Your task: Retype the full set of records. Keep every character identical.

The data:

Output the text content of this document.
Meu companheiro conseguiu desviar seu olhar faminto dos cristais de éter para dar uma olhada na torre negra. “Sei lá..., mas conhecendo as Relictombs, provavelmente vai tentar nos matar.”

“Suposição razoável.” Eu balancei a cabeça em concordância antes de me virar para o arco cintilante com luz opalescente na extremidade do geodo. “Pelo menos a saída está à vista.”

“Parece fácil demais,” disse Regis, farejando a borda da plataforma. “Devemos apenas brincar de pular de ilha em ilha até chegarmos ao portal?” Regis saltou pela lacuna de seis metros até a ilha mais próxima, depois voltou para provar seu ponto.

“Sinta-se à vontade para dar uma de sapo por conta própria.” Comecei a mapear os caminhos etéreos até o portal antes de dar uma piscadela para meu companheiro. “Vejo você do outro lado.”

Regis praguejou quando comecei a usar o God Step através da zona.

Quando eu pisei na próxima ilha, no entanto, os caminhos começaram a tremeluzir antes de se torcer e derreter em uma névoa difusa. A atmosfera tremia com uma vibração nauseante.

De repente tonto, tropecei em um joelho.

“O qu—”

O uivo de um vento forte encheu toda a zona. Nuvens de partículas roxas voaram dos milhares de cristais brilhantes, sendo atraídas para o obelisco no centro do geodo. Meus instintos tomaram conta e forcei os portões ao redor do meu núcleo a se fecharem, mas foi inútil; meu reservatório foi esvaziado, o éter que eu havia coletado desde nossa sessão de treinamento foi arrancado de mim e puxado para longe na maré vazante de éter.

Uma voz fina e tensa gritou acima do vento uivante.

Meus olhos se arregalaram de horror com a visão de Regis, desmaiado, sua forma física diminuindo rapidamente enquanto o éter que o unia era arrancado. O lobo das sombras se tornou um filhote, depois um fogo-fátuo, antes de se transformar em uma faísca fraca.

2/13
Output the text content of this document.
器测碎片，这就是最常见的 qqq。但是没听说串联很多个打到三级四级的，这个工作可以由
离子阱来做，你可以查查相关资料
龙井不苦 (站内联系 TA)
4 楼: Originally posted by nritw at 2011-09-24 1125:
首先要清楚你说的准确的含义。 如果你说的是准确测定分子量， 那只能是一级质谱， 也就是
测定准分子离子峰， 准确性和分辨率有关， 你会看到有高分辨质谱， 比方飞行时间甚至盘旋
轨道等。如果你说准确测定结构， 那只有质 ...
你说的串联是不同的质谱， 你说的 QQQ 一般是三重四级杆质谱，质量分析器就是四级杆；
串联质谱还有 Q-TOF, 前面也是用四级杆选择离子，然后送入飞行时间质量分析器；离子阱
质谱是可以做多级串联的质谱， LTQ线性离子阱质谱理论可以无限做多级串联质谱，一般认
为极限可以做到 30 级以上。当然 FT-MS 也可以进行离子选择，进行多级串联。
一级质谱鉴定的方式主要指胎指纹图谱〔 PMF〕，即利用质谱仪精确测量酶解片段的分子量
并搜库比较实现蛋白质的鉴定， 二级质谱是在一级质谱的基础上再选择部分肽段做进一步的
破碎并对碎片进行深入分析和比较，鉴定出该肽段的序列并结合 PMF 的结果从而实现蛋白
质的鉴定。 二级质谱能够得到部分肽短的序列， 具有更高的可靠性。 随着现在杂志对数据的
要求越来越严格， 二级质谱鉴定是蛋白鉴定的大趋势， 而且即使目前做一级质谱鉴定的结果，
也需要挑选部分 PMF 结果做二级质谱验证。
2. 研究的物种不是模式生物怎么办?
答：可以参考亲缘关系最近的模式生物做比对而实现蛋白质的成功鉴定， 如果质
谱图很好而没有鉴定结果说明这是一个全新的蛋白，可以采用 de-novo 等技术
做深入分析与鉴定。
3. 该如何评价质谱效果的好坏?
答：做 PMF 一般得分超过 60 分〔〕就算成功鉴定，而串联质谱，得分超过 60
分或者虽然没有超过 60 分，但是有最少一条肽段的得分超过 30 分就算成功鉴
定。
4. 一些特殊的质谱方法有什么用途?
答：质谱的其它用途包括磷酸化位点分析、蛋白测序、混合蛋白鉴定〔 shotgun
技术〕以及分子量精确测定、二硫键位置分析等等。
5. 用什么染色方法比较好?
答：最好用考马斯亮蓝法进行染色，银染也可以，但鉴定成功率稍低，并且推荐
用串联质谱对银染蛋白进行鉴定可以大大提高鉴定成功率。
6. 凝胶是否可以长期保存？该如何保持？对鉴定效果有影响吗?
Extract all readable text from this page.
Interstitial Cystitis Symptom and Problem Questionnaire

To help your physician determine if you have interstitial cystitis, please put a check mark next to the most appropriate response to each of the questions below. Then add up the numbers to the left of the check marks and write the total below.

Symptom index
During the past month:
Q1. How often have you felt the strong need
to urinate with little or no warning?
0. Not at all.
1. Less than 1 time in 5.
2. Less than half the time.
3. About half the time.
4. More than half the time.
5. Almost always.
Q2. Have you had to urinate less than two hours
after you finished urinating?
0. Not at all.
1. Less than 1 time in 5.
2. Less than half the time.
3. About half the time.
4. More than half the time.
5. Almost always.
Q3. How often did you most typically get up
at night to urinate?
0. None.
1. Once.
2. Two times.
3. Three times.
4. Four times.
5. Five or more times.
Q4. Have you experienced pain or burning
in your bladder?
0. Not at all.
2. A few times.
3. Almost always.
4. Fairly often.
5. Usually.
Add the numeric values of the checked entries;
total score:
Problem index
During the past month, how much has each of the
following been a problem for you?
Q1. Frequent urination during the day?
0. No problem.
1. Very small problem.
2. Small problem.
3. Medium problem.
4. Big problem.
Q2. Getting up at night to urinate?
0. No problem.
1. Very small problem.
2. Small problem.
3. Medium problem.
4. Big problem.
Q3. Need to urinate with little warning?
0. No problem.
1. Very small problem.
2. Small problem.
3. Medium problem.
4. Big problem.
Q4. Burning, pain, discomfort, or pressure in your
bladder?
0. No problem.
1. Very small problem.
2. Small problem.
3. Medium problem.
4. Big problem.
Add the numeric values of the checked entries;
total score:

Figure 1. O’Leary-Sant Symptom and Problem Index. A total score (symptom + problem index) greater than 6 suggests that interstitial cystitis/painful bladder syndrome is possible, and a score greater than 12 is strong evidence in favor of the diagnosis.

Finished exercise:
Output the text content of this document.
Meu companheiro conseguiu desviar seu olhar faminto dos cristais de éter para dar uma olhada na torre negra. “Sei lá..., mas conhecendo as Relictombs, provavelmente vai tentar nos matar.”

“Suposição razoável.” Eu balancei a cabeça em concordância antes de me virar para o arco cintilante com luz opalescente na extremidade do geodo. “Pelo menos a saída está à vista.”

“Parece fácil demais,” disse Regis, farejando a borda da plataforma. “Devemos apenas brincar de pular de ilha em ilha até chegarmos ao portal?” Regis saltou pela lacuna de seis metros até a ilha mais próxima, depois voltou para provar seu ponto.

“Sinta-se à vontade para dar uma de sapo por conta própria.” Comecei a mapear os caminhos etéreos até o portal antes de dar uma piscadela para meu companheiro. “Vejo você do outro lado.”

Regis praguejou quando comecei a usar o God Step através da zona.

Quando eu pisei na próxima ilha, no entanto, os caminhos começaram a tremeluzir antes de se torcer e derreter em uma névoa difusa. A atmosfera tremia com uma vibração nauseante.

De repente tonto, tropecei em um joelho.

“O qu—”

O uivo de um vento forte encheu toda a zona. Nuvens de partículas roxas voaram dos milhares de cristais brilhantes, sendo atraídas para o obelisco no centro do geodo. Meus instintos tomaram conta e forcei os portões ao redor do meu núcleo a se fecharem, mas foi inútil; meu reservatório foi esvaziado, o éter que eu havia coletado desde nossa sessão de treinamento foi arrancado de mim e puxado para longe na maré vazante de éter.

Uma voz fina e tensa gritou acima do vento uivante.

Meus olhos se arregalaram de horror com a visão de Regis, desmaiado, sua forma física diminuindo rapidamente enquanto o éter que o unia era arrancado. O lobo das sombras se tornou um filhote, depois um fogo-fátuo, antes de se transformar em uma faísca fraca.

2/13
Output the text content of this document.
器测碎片，这就是最常见的 qqq。但是没听说串联很多个打到三级四级的，这个工作可以由
离子阱来做，你可以查查相关资料
龙井不苦 (站内联系 TA)
4 楼: Originally posted by nritw at 2011-09-24 1125:
首先要清楚你说的准确的含义。 如果你说的是准确测定分子量， 那只能是一级质谱， 也就是
测定准分子离子峰， 准确性和分辨率有关， 你会看到有高分辨质谱， 比方飞行时间甚至盘旋
轨道等。如果你说准确测定结构， 那只有质 ...
你说的串联是不同的质谱， 你说的 QQQ 一般是三重四级杆质谱，质量分析器就是四级杆；
串联质谱还有 Q-TOF, 前面也是用四级杆选择离子，然后送入飞行时间质量分析器；离子阱
质谱是可以做多级串联的质谱， LTQ线性离子阱质谱理论可以无限做多级串联质谱，一般认
为极限可以做到 30 级以上。当然 FT-MS 也可以进行离子选择，进行多级串联。
一级质谱鉴定的方式主要指胎指纹图谱〔 PMF〕，即利用质谱仪精确测量酶解片段的分子量
并搜库比较实现蛋白质的鉴定， 二级质谱是在一级质谱的基础上再选择部分肽段做进一步的
破碎并对碎片进行深入分析和比较，鉴定出该肽段的序列并结合 PMF 的结果从而实现蛋白
质的鉴定。 二级质谱能够得到部分肽短的序列， 具有更高的可靠性。 随着现在杂志对数据的
要求越来越严格， 二级质谱鉴定是蛋白鉴定的大趋势， 而且即使目前做一级质谱鉴定的结果，
也需要挑选部分 PMF 结果做二级质谱验证。
2. 研究的物种不是模式生物怎么办?
答：可以参考亲缘关系最近的模式生物做比对而实现蛋白质的成功鉴定， 如果质
谱图很好而没有鉴定结果说明这是一个全新的蛋白，可以采用 de-novo 等技术
做深入分析与鉴定。
3. 该如何评价质谱效果的好坏?
答：做 PMF 一般得分超过 60 分〔〕就算成功鉴定，而串联质谱，得分超过 60
分或者虽然没有超过 60 分，但是有最少一条肽段的得分超过 30 分就算成功鉴
定。
4. 一些特殊的质谱方法有什么用途?
答：质谱的其它用途包括磷酸化位点分析、蛋白测序、混合蛋白鉴定〔 shotgun
技术〕以及分子量精确测定、二硫键位置分析等等。
5. 用什么染色方法比较好?
答：最好用考马斯亮蓝法进行染色，银染也可以，但鉴定成功率稍低，并且推荐
用串联质谱对银染蛋白进行鉴定可以大大提高鉴定成功率。
6. 凝胶是否可以长期保存？该如何保持？对鉴定效果有影响吗?
Extract all readable text from this page.
Interstitial Cystitis Symptom and Problem Questionnaire

To help your physician determine if you have interstitial cystitis, please put a check mark next to the most appropriate response to each of the questions below. Then add up the numbers to the left of the check marks and write the total below.

Symptom index
During the past month:
Q1. How often have you felt the strong need
to urinate with little or no warning?
0. Not at all.
1. Less than 1 time in 5.
2. Less than half the time.
3. About half the time.
4. More than half the time.
5. Almost always.
Q2. Have you had to urinate less than two hours
after you finished urinating?
0. Not at all.
1. Less than 1 time in 5.
2. Less than half the time.
3. About half the time.
4. More than half the time.
5. Almost always.
Q3. How often did you most typically get up
at night to urinate?
0. None.
1. Once.
2. Two times.
3. Three times.
4. Four times.
5. Five or more times.
Q4. Have you experienced pain or burning
in your bladder?
0. Not at all.
2. A few times.
3. Almost always.
4. Fairly often.
5. Usually.
Add the numeric values of the checked entries;
total score:
Problem index
During the past month, how much has each of the
following been a problem for you?
Q1. Frequent urination during the day?
0. No problem.
1. Very small problem.
2. Small problem.
3. Medium problem.
4. Big problem.
Q2. Getting up at night to urinate?
0. No problem.
1. Very small problem.
2. Small problem.
3. Medium problem.
4. Big problem.
Q3. Need to urinate with little warning?
0. No problem.
1. Very small problem.
2. Small problem.
3. Medium problem.
4. Big problem.
Q4. Burning, pain, discomfort, or pressure in your
bladder?
0. No problem.
1. Very small problem.
2. Small problem.
3. Medium problem.
4. Big problem.
Add the numeric values of the checked entries;
total score:

Figure 1. O’Leary-Sant Symptom and Problem Index. A total score (symptom + problem index) greater than 6 suggests that interstitial cystitis/painful bladder syndrome is possible, and a score greater than 12 is strong evidence in favor of the diagnosis.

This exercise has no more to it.